→ TASK DETAILS:
Look through the listing below and give the number of lines that hold "pyを実行した際の出力". Say nothing more.
** begin RECORDS FOR THE TASK **
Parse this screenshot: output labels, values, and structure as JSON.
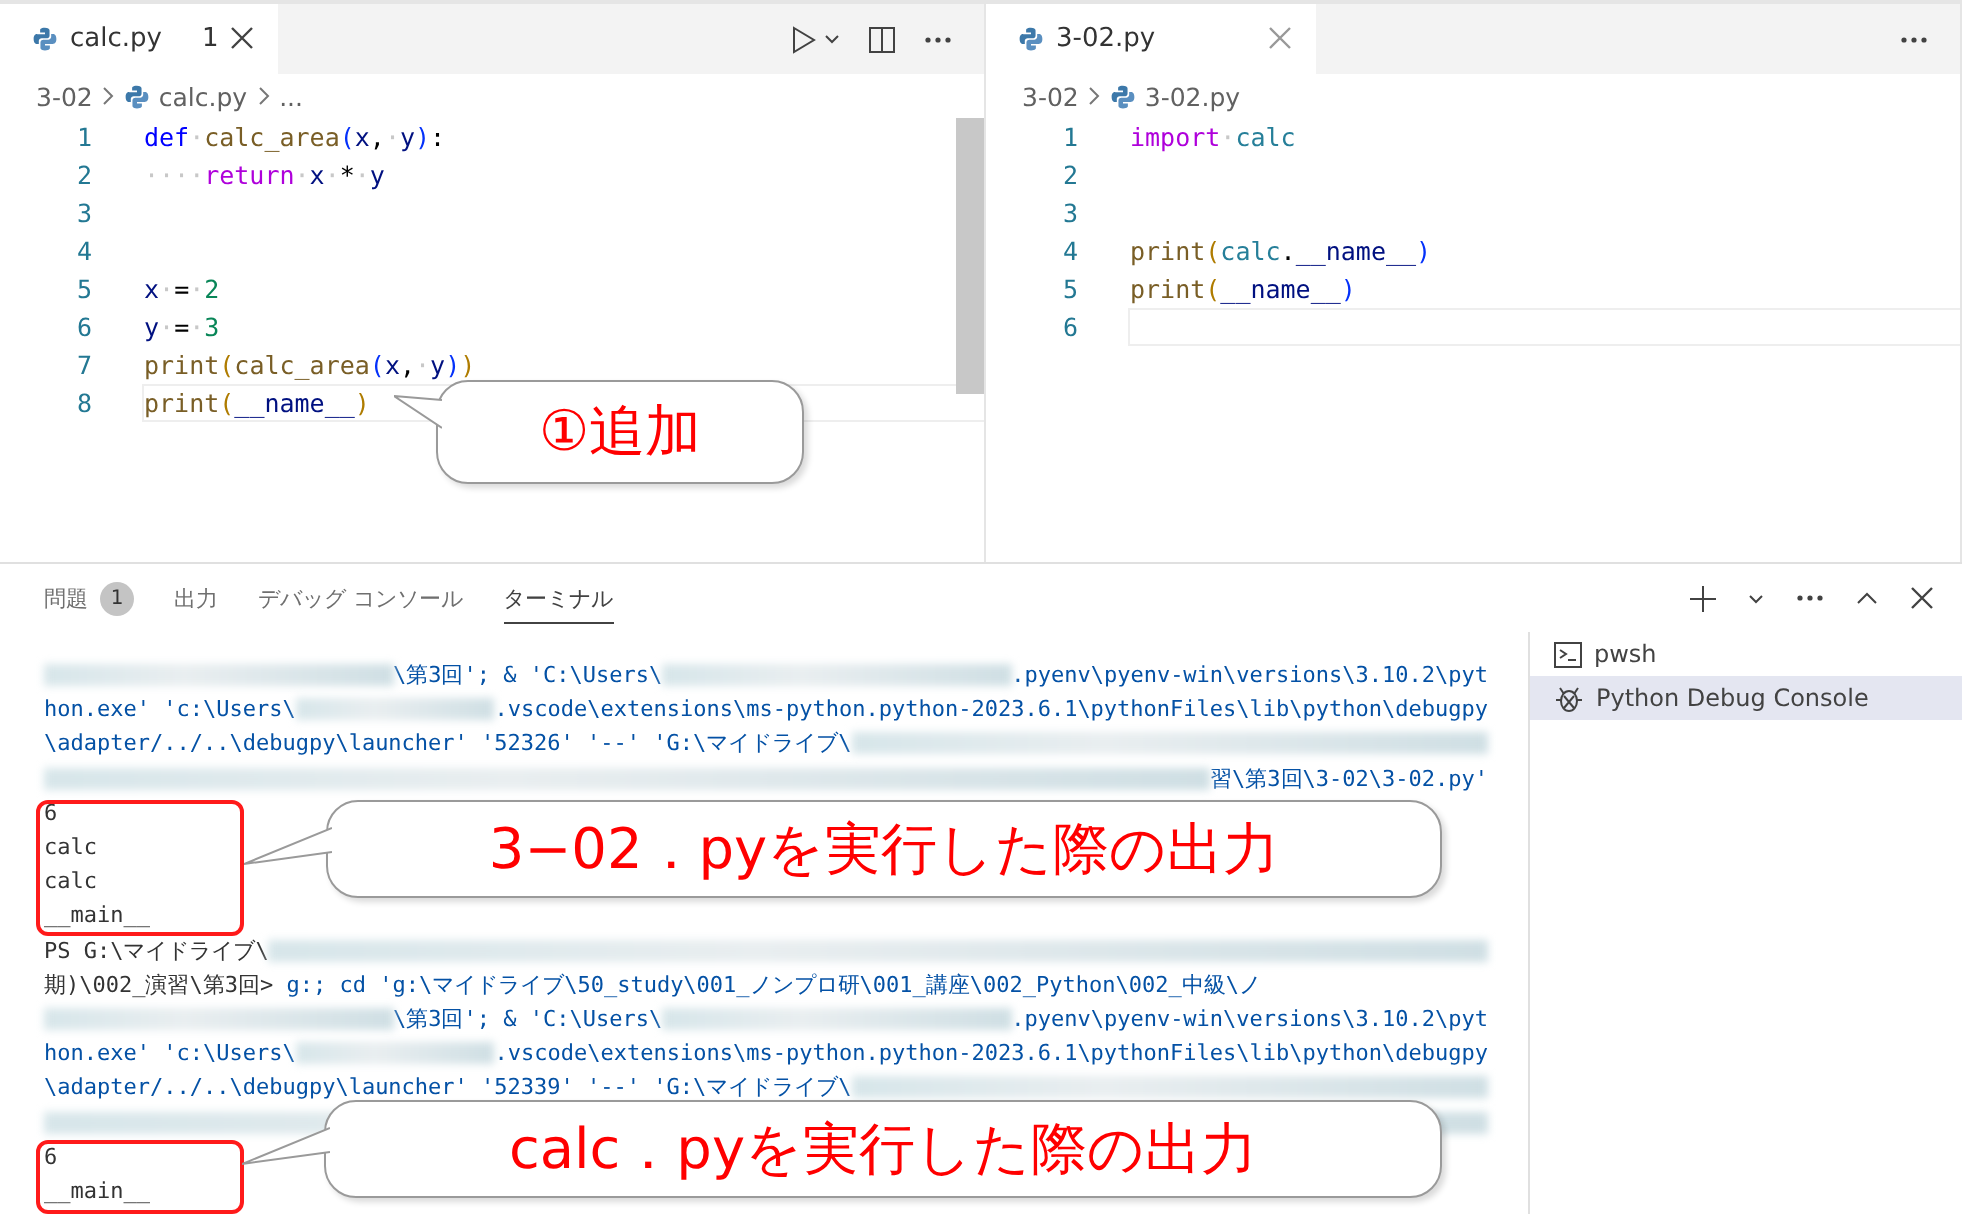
{
  "editors": [
    {
      "tab": {
        "label": "calc.py",
        "badge": "1",
        "selected": true
      },
      "run_controls": true,
      "breadcrumb": [
        {
          "kind": "folder",
          "text": "3-02"
        },
        {
          "kind": "file",
          "text": "calc.py"
        },
        {
          "kind": "ellipsis",
          "text": "..."
        }
      ],
      "lines": [
        {
          "number": "1",
          "current": false,
          "tokens": [
            {
              "kind": "keyword",
              "text": "def"
            },
            {
              "kind": "whitespace",
              "text": "·"
            },
            {
              "kind": "function",
              "text": "calc_area"
            },
            {
              "kind": "bracket_inner",
              "text": "("
            },
            {
              "kind": "param",
              "text": "x"
            },
            {
              "kind": "plain",
              "text": ","
            },
            {
              "kind": "whitespace",
              "text": "·"
            },
            {
              "kind": "param",
              "text": "y"
            },
            {
              "kind": "bracket_inner",
              "text": ")"
            },
            {
              "kind": "plain",
              "text": ":"
            }
          ]
        },
        {
          "number": "2",
          "current": false,
          "tokens": [
            {
              "kind": "whitespace",
              "text": "····"
            },
            {
              "kind": "control",
              "text": "return"
            },
            {
              "kind": "whitespace",
              "text": "·"
            },
            {
              "kind": "param",
              "text": "x"
            },
            {
              "kind": "whitespace",
              "text": "·"
            },
            {
              "kind": "plain",
              "text": "*"
            },
            {
              "kind": "whitespace",
              "text": "·"
            },
            {
              "kind": "param",
              "text": "y"
            }
          ]
        },
        {
          "number": "3",
          "current": false
        },
        {
          "number": "4",
          "current": false
        },
        {
          "number": "5",
          "current": false,
          "tokens": [
            {
              "kind": "param",
              "text": "x"
            },
            {
              "kind": "whitespace",
              "text": "·"
            },
            {
              "kind": "plain",
              "text": "="
            },
            {
              "kind": "whitespace",
              "text": "·"
            },
            {
              "kind": "number",
              "text": "2"
            }
          ]
        },
        {
          "number": "6",
          "current": false,
          "tokens": [
            {
              "kind": "param",
              "text": "y"
            },
            {
              "kind": "whitespace",
              "text": "·"
            },
            {
              "kind": "plain",
              "text": "="
            },
            {
              "kind": "whitespace",
              "text": "·"
            },
            {
              "kind": "number",
              "text": "3"
            }
          ]
        },
        {
          "number": "7",
          "current": false,
          "tokens": [
            {
              "kind": "function",
              "text": "print"
            },
            {
              "kind": "bracket",
              "text": "("
            },
            {
              "kind": "function",
              "text": "calc_area"
            },
            {
              "kind": "bracket_inner",
              "text": "("
            },
            {
              "kind": "param",
              "text": "x"
            },
            {
              "kind": "plain",
              "text": ","
            },
            {
              "kind": "whitespace",
              "text": "·"
            },
            {
              "kind": "param",
              "text": "y"
            },
            {
              "kind": "bracket_inner",
              "text": ")"
            },
            {
              "kind": "bracket",
              "text": ")"
            }
          ]
        },
        {
          "number": "8",
          "current": true,
          "tokens": [
            {
              "kind": "function",
              "text": "print"
            },
            {
              "kind": "bracket",
              "text": "("
            },
            {
              "kind": "param",
              "text": "__name__"
            },
            {
              "kind": "bracket",
              "text": ")"
            }
          ]
        }
      ]
    },
    {
      "tab": {
        "label": "3-02.py",
        "selected": true
      },
      "run_controls": false,
      "breadcrumb": [
        {
          "kind": "folder",
          "text": "3-02"
        },
        {
          "kind": "file",
          "text": "3-02.py"
        }
      ],
      "lines": [
        {
          "number": "1",
          "current": false,
          "tokens": [
            {
              "kind": "control",
              "text": "import"
            },
            {
              "kind": "whitespace",
              "text": "·"
            },
            {
              "kind": "module",
              "text": "calc"
            }
          ]
        },
        {
          "number": "2",
          "current": false
        },
        {
          "number": "3",
          "current": false
        },
        {
          "number": "4",
          "current": false,
          "tokens": [
            {
              "kind": "function",
              "text": "print"
            },
            {
              "kind": "bracket",
              "text": "("
            },
            {
              "kind": "module",
              "text": "calc"
            },
            {
              "kind": "plain",
              "text": "."
            },
            {
              "kind": "param",
              "text": "__name__"
            },
            {
              "kind": "bracket_inner",
              "text": ")"
            }
          ]
        },
        {
          "number": "5",
          "current": false,
          "tokens": [
            {
              "kind": "function",
              "text": "print"
            },
            {
              "kind": "bracket",
              "text": "("
            },
            {
              "kind": "param",
              "text": "__name__"
            },
            {
              "kind": "bracket_inner",
              "text": ")"
            }
          ]
        },
        {
          "number": "6",
          "current": true
        }
      ]
    }
  ],
  "panel": {
    "tabs": [
      {
        "label": "問題",
        "badge": "1",
        "selected": false
      },
      {
        "label": "出力",
        "selected": false
      },
      {
        "label": "デバッグ コンソール",
        "selected": false
      },
      {
        "label": "ターミナル",
        "selected": true
      }
    ],
    "terminal_lines": [
      [
        {
          "kind": "redacted"
        },
        {
          "kind": "text",
          "text": "\\第3回'; & 'C:\\Users\\"
        },
        {
          "kind": "redacted"
        },
        {
          "kind": "text",
          "text": ".pyenv\\pyenv-win\\versions\\3.10.2\\pyt"
        }
      ],
      [
        {
          "kind": "text",
          "text": "hon.exe' 'c:\\Users\\"
        },
        {
          "kind": "redacted"
        },
        {
          "kind": "text",
          "text": ".vscode\\extensions\\ms-python.python-2023.6.1\\pythonFiles\\lib\\python\\debugpy"
        }
      ],
      [
        {
          "kind": "text",
          "text": "\\adapter/../..\\debugpy\\launcher' '52326' '--' 'G:\\マイドライブ\\"
        },
        {
          "kind": "redacted"
        }
      ],
      [
        {
          "kind": "redacted"
        },
        {
          "kind": "text",
          "text": "習\\第3回\\3-02\\3-02.py'"
        }
      ],
      [
        {
          "kind": "output",
          "text": "6"
        }
      ],
      [
        {
          "kind": "output",
          "text": "calc"
        }
      ],
      [
        {
          "kind": "output",
          "text": "calc"
        }
      ],
      [
        {
          "kind": "output",
          "text": "__main__"
        }
      ],
      [
        {
          "kind": "output",
          "text": "PS G:\\マイドライブ\\"
        },
        {
          "kind": "redacted"
        }
      ],
      [
        {
          "kind": "output",
          "text": "期)\\002_演習\\第3回> "
        },
        {
          "kind": "text",
          "text": "g:; cd 'g:\\マイドライブ\\50_study\\001_ノンプロ研\\001_講座\\002_Python\\002_中級\\ノ"
        }
      ],
      [
        {
          "kind": "redacted"
        },
        {
          "kind": "text",
          "text": "\\第3回'; & 'C:\\Users\\"
        },
        {
          "kind": "redacted"
        },
        {
          "kind": "text",
          "text": ".pyenv\\pyenv-win\\versions\\3.10.2\\pyt"
        }
      ],
      [
        {
          "kind": "text",
          "text": "hon.exe' 'c:\\Users\\"
        },
        {
          "kind": "redacted"
        },
        {
          "kind": "text",
          "text": ".vscode\\extensions\\ms-python.python-2023.6.1\\pythonFiles\\lib\\python\\debugpy"
        }
      ],
      [
        {
          "kind": "text",
          "text": "\\adapter/../..\\debugpy\\launcher' '52339' '--' 'G:\\マイドライブ\\"
        },
        {
          "kind": "redacted"
        }
      ],
      [
        {
          "kind": "redacted"
        }
      ],
      [
        {
          "kind": "output",
          "text": "6"
        }
      ],
      [
        {
          "kind": "output",
          "text": "__main__"
        }
      ]
    ],
    "terminals": [
      {
        "kind": "shell",
        "label": "pwsh",
        "selected": false
      },
      {
        "kind": "debug",
        "label": "Python Debug Console",
        "selected": true
      }
    ]
  },
  "callouts": [
    {
      "text": "①追加",
      "frame": false
    },
    {
      "text": "3−02．pyを実行した際の出力",
      "frame": true
    },
    {
      "text": "calc．pyを実行した際の出力",
      "frame": true
    }
  ]
}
** end RECORDS FOR THE TASK **
→ THE RESPONSE:
2